[Element location listings]

++++

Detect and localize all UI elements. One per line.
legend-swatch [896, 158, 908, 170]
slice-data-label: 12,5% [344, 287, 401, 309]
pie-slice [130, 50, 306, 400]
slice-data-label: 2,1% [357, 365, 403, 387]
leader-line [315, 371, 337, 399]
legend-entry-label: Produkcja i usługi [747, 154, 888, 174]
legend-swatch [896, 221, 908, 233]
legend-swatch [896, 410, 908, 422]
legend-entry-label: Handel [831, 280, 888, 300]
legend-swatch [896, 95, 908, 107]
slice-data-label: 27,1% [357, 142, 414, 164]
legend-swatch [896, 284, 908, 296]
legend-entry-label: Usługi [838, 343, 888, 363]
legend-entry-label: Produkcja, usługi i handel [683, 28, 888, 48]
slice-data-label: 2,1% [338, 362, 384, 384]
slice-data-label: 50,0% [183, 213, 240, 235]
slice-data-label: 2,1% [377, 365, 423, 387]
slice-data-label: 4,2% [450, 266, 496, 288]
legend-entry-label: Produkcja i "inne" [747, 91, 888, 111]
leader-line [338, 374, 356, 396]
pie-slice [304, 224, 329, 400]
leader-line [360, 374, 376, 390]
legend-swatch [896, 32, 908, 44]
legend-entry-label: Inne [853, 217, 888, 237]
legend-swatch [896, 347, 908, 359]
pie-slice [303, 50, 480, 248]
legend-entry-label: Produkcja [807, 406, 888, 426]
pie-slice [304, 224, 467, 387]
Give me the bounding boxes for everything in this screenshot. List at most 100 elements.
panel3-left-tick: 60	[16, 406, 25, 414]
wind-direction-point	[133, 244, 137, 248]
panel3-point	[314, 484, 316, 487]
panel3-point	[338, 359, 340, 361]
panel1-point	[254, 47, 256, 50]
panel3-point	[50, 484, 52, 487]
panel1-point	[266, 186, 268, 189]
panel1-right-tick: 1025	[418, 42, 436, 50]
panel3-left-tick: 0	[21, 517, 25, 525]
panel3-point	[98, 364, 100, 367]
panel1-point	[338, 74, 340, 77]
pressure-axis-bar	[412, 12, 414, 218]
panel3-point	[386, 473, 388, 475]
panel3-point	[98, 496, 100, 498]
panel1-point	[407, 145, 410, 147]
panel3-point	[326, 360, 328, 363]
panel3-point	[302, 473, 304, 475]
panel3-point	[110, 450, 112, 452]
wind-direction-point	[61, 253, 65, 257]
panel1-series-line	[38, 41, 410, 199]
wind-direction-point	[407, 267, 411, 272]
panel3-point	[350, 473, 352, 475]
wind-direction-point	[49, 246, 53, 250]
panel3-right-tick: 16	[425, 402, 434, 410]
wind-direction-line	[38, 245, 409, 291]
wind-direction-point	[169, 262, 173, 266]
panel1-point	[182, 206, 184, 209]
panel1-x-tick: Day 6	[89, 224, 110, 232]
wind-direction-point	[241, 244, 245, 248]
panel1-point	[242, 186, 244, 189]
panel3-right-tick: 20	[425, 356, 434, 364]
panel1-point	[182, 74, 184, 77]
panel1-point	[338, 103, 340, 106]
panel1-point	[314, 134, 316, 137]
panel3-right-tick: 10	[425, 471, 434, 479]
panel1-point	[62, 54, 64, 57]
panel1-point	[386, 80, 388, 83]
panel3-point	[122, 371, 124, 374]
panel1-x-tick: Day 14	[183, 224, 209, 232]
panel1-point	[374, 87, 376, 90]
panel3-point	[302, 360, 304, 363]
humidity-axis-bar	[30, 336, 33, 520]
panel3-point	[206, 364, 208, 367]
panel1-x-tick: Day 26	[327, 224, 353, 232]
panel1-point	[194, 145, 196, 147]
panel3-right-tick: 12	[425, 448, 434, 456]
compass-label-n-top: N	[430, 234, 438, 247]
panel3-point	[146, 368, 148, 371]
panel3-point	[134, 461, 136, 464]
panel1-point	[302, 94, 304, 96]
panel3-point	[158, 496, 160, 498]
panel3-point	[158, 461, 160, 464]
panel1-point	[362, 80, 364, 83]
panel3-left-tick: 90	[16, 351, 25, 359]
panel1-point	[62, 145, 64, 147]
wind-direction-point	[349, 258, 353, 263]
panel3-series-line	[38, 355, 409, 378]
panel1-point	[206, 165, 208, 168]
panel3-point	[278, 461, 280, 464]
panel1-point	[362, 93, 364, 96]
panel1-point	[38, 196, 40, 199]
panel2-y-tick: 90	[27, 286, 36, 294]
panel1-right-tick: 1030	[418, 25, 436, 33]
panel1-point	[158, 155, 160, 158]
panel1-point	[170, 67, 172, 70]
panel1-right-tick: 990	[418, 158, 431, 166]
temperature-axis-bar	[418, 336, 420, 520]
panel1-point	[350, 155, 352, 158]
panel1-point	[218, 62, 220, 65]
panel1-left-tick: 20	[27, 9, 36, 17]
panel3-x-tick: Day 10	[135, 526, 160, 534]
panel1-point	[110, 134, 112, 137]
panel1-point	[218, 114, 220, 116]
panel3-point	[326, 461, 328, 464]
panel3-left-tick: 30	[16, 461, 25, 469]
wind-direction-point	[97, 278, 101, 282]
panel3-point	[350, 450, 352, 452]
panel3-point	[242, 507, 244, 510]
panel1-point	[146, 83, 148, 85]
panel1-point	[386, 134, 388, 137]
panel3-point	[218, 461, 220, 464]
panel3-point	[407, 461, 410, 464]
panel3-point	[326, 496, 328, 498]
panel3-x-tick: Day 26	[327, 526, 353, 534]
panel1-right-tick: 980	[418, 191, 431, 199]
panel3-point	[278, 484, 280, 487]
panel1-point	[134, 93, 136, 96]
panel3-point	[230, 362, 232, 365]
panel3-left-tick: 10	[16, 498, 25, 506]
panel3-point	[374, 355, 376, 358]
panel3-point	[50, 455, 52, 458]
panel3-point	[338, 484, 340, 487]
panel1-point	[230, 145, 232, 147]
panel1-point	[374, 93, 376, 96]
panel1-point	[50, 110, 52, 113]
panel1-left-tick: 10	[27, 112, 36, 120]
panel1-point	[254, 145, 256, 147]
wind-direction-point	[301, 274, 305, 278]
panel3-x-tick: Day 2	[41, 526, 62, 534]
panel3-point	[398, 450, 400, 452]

++++

▸ What to do: Copy the items from the very first line down to the line containing "leader-line [315, 371, 337, 399]", both ends included, and change "slice-data-label" to "wedge-data-label" while keeping everything else the same.

▸ Answer to the exercise:
Detect and localize all UI elements. One per line.
legend-swatch [896, 158, 908, 170]
wedge-data-label: 12,5% [344, 287, 401, 309]
pie-slice [130, 50, 306, 400]
wedge-data-label: 2,1% [357, 365, 403, 387]
leader-line [315, 371, 337, 399]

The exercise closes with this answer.